Filter this material down to the lines that hold "Navigator", copying each one.

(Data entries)

##########

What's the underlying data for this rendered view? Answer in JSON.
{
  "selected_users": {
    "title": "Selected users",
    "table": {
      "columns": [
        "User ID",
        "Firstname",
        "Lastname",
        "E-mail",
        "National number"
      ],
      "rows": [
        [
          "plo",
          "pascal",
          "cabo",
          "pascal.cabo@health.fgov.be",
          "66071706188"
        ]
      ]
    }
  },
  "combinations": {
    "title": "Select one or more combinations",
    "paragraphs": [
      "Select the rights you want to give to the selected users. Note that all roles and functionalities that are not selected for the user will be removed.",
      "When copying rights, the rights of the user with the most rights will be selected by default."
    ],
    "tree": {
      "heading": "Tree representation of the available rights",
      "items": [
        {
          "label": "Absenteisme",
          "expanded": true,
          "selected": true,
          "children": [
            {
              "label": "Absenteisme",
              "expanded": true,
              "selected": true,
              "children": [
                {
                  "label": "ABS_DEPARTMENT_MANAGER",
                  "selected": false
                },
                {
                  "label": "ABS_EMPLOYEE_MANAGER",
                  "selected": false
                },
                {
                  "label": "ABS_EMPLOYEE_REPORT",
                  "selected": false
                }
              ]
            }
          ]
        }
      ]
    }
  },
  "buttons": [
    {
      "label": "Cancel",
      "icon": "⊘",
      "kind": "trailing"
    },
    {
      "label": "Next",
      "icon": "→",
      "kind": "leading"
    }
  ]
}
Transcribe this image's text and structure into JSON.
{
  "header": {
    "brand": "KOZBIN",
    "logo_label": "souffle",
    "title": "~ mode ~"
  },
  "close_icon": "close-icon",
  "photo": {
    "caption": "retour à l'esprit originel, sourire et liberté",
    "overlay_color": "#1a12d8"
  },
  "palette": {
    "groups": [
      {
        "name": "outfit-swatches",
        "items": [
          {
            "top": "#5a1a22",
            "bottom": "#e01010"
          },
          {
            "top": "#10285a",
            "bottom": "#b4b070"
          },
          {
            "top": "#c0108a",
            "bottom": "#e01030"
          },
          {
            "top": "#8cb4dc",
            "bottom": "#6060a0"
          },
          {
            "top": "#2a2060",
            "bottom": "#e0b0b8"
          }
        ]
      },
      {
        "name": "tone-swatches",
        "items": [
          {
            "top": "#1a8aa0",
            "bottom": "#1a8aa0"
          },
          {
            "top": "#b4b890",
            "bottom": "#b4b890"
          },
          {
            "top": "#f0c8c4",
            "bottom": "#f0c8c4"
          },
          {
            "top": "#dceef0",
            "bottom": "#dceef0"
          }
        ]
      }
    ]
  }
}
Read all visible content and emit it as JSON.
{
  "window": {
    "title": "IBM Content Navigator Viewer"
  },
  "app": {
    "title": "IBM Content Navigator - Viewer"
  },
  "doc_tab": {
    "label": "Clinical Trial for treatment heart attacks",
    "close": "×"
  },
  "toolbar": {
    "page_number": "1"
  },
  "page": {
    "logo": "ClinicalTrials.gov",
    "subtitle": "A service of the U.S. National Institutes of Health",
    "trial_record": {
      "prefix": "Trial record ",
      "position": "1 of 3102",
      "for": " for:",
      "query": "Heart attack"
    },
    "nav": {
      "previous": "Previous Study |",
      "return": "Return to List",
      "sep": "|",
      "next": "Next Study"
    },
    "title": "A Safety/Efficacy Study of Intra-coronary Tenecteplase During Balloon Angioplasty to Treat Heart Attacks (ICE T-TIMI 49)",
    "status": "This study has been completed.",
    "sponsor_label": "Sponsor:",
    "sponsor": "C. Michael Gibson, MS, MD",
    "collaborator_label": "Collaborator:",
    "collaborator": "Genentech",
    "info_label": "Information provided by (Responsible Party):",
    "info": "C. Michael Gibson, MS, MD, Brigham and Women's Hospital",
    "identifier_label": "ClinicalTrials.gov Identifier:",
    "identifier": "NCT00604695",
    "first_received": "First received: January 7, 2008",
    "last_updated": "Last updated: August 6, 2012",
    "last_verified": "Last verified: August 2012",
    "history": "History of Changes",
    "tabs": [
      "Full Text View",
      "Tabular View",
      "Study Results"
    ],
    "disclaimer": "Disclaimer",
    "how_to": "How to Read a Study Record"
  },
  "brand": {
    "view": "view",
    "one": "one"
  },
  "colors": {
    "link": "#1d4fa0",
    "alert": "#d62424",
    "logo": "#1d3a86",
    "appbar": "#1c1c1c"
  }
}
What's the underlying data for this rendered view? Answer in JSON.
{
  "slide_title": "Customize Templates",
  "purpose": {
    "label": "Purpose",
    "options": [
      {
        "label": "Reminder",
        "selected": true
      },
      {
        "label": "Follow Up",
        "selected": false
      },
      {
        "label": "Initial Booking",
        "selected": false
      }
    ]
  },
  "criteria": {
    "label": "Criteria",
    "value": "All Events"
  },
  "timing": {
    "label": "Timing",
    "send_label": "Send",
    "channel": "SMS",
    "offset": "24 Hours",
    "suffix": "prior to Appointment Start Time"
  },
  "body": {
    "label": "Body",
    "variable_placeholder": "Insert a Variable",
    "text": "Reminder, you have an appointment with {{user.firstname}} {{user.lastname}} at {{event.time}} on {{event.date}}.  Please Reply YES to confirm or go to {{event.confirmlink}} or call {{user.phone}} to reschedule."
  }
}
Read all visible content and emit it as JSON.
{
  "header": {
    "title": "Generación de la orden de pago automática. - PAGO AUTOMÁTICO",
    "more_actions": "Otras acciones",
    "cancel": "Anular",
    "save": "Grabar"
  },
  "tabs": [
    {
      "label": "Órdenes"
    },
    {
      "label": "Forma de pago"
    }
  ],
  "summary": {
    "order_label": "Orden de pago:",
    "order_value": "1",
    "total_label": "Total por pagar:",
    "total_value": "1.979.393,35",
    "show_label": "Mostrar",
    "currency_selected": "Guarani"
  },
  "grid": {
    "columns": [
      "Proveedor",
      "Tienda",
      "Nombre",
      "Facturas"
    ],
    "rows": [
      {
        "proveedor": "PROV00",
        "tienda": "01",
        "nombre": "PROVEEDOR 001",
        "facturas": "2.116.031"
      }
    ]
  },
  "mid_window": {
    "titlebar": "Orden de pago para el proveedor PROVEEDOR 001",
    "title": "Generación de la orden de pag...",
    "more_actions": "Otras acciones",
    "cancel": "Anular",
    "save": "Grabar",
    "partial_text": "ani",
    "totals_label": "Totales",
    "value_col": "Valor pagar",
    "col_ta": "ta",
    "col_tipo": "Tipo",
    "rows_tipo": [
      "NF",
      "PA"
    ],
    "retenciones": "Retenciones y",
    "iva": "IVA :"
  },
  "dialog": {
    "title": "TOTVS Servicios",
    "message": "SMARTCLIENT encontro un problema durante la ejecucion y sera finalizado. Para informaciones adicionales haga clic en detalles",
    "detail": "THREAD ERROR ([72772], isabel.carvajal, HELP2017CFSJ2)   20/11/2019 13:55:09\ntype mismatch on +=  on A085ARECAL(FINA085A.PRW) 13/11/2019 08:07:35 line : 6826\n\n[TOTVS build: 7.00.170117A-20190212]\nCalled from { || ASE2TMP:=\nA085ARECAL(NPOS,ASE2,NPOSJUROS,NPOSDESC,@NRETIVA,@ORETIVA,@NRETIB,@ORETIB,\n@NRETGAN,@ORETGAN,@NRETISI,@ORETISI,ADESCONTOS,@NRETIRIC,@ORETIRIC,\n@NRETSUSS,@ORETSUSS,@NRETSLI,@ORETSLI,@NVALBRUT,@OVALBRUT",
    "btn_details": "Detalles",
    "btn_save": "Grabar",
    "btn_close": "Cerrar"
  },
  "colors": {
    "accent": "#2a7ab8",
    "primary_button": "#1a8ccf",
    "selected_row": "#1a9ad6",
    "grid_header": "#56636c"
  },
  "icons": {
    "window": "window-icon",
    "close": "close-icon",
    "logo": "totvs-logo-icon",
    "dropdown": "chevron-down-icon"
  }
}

##########

FULL SOLUTION —
    "title": "IBM Content Navigator Viewer"
    "title": "IBM Content Navigator - Viewer"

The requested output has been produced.